(Element and region data)
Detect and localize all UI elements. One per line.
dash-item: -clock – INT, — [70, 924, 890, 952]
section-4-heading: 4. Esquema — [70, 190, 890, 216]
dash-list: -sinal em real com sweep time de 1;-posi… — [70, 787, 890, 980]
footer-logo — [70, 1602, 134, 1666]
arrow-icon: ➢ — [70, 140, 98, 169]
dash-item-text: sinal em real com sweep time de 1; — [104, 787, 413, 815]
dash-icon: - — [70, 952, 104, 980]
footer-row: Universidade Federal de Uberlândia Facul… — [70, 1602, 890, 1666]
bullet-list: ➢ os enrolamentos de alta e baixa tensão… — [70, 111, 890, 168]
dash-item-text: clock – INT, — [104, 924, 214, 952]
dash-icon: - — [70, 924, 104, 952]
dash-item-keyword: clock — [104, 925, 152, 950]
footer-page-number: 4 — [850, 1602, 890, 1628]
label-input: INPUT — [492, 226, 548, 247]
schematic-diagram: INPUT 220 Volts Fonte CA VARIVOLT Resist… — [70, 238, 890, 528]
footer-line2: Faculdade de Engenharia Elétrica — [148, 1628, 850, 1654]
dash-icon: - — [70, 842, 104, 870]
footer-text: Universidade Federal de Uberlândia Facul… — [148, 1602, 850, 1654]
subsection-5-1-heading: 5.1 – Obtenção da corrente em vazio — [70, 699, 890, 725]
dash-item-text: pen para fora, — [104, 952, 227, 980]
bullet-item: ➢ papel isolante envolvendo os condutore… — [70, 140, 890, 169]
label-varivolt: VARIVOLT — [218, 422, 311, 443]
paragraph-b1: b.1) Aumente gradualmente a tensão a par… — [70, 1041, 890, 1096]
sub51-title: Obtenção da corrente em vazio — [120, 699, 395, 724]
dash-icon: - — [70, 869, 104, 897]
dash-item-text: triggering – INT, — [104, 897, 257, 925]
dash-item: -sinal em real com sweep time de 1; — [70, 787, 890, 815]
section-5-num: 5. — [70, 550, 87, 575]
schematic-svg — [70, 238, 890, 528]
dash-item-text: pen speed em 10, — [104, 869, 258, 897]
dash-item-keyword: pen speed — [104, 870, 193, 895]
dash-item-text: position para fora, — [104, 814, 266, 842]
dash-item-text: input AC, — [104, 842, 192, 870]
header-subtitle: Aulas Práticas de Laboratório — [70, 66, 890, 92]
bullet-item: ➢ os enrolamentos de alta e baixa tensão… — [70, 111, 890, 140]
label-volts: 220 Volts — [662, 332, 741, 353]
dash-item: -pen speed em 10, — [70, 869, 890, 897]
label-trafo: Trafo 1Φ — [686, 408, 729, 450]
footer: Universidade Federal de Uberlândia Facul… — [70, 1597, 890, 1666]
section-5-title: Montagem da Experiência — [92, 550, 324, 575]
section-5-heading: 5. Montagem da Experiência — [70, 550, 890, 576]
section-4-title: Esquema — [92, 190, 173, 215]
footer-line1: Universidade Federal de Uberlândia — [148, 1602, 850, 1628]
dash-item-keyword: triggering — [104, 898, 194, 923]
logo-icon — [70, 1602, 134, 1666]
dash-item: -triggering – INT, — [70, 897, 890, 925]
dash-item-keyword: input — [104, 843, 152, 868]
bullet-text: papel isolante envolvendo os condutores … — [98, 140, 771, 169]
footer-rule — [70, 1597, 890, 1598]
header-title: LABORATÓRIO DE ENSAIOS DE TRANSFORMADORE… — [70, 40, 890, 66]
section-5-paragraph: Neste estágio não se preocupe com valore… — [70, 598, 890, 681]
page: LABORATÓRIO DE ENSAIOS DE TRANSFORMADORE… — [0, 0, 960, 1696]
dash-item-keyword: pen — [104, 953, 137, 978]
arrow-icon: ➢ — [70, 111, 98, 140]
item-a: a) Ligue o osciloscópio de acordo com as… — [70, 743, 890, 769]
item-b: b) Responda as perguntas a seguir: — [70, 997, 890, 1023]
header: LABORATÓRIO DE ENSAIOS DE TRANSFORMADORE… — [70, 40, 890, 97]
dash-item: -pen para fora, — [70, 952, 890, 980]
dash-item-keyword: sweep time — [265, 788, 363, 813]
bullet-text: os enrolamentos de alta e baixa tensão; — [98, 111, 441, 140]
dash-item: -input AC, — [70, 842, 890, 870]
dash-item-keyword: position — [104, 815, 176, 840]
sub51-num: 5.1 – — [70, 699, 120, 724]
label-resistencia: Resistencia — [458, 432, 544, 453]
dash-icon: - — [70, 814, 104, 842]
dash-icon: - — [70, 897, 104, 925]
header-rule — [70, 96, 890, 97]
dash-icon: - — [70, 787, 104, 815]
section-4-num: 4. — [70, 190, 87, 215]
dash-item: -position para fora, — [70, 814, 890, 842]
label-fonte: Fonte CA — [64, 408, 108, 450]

● What is required: Repeat every line above word for word, in the same order.

● Solution:
Detect and localize all UI elements. One per line.
dash-item: -clock – INT, — [70, 924, 890, 952]
section-4-heading: 4. Esquema — [70, 190, 890, 216]
dash-list: -sinal em real com sweep time de 1;-posi… — [70, 787, 890, 980]
footer-logo — [70, 1602, 134, 1666]
arrow-icon: ➢ — [70, 140, 98, 169]
dash-item-text: sinal em real com sweep time de 1; — [104, 787, 413, 815]
dash-icon: - — [70, 952, 104, 980]
footer-row: Universidade Federal de Uberlândia Facul… — [70, 1602, 890, 1666]
bullet-list: ➢ os enrolamentos de alta e baixa tensão… — [70, 111, 890, 168]
dash-item-text: clock – INT, — [104, 924, 214, 952]
dash-icon: - — [70, 924, 104, 952]
dash-item-keyword: clock — [104, 925, 152, 950]
footer-page-number: 4 — [850, 1602, 890, 1628]
label-input: INPUT — [492, 226, 548, 247]
schematic-diagram: INPUT 220 Volts Fonte CA VARIVOLT Resist… — [70, 238, 890, 528]
footer-line2: Faculdade de Engenharia Elétrica — [148, 1628, 850, 1654]
dash-icon: - — [70, 842, 104, 870]
footer-text: Universidade Federal de Uberlândia Facul… — [148, 1602, 850, 1654]
subsection-5-1-heading: 5.1 – Obtenção da corrente em vazio — [70, 699, 890, 725]
dash-item-text: pen para fora, — [104, 952, 227, 980]
bullet-item: ➢ papel isolante envolvendo os condutore… — [70, 140, 890, 169]
label-varivolt: VARIVOLT — [218, 422, 311, 443]
paragraph-b1: b.1) Aumente gradualmente a tensão a par… — [70, 1041, 890, 1096]
sub51-title: Obtenção da corrente em vazio — [120, 699, 395, 724]
dash-icon: - — [70, 869, 104, 897]
dash-item-text: triggering – INT, — [104, 897, 257, 925]
dash-item: -sinal em real com sweep time de 1; — [70, 787, 890, 815]
section-5-num: 5. — [70, 550, 87, 575]
schematic-svg — [70, 238, 890, 528]
dash-item-text: pen speed em 10, — [104, 869, 258, 897]
dash-item-keyword: pen speed — [104, 870, 193, 895]
dash-item-text: position para fora, — [104, 814, 266, 842]
dash-item-text: input AC, — [104, 842, 192, 870]
header-subtitle: Aulas Práticas de Laboratório — [70, 66, 890, 92]
bullet-item: ➢ os enrolamentos de alta e baixa tensão… — [70, 111, 890, 140]
label-volts: 220 Volts — [662, 332, 741, 353]
dash-item: -pen speed em 10, — [70, 869, 890, 897]
label-trafo: Trafo 1Φ — [686, 408, 729, 450]
footer: Universidade Federal de Uberlândia Facul… — [70, 1597, 890, 1666]
section-5-title: Montagem da Experiência — [92, 550, 324, 575]
section-5-heading: 5. Montagem da Experiência — [70, 550, 890, 576]
section-4-title: Esquema — [92, 190, 173, 215]
footer-line1: Universidade Federal de Uberlândia — [148, 1602, 850, 1628]
dash-item-keyword: triggering — [104, 898, 194, 923]
logo-icon — [70, 1602, 134, 1666]
dash-item: -triggering – INT, — [70, 897, 890, 925]
dash-item-keyword: input — [104, 843, 152, 868]
bullet-text: papel isolante envolvendo os condutores … — [98, 140, 771, 169]
footer-rule — [70, 1597, 890, 1598]
header-title: LABORATÓRIO DE ENSAIOS DE TRANSFORMADORE… — [70, 40, 890, 66]
section-5-paragraph: Neste estágio não se preocupe com valore… — [70, 598, 890, 681]
page: LABORATÓRIO DE ENSAIOS DE TRANSFORMADORE… — [0, 0, 960, 1696]
dash-item-keyword: pen — [104, 953, 137, 978]
arrow-icon: ➢ — [70, 111, 98, 140]
item-a: a) Ligue o osciloscópio de acordo com as… — [70, 743, 890, 769]
item-b: b) Responda as perguntas a seguir: — [70, 997, 890, 1023]
header: LABORATÓRIO DE ENSAIOS DE TRANSFORMADORE… — [70, 40, 890, 97]
dash-item: -pen para fora, — [70, 952, 890, 980]
dash-item-keyword: sweep time — [265, 788, 363, 813]
bullet-text: os enrolamentos de alta e baixa tensão; — [98, 111, 441, 140]
dash-item: -input AC, — [70, 842, 890, 870]
dash-item-keyword: position — [104, 815, 176, 840]
sub51-num: 5.1 – — [70, 699, 120, 724]
label-resistencia: Resistencia — [458, 432, 544, 453]
dash-icon: - — [70, 814, 104, 842]
dash-icon: - — [70, 897, 104, 925]
header-rule — [70, 96, 890, 97]
dash-icon: - — [70, 787, 104, 815]
section-4-num: 4. — [70, 190, 87, 215]
dash-item: -position para fora, — [70, 814, 890, 842]
label-fonte: Fonte CA — [64, 408, 108, 450]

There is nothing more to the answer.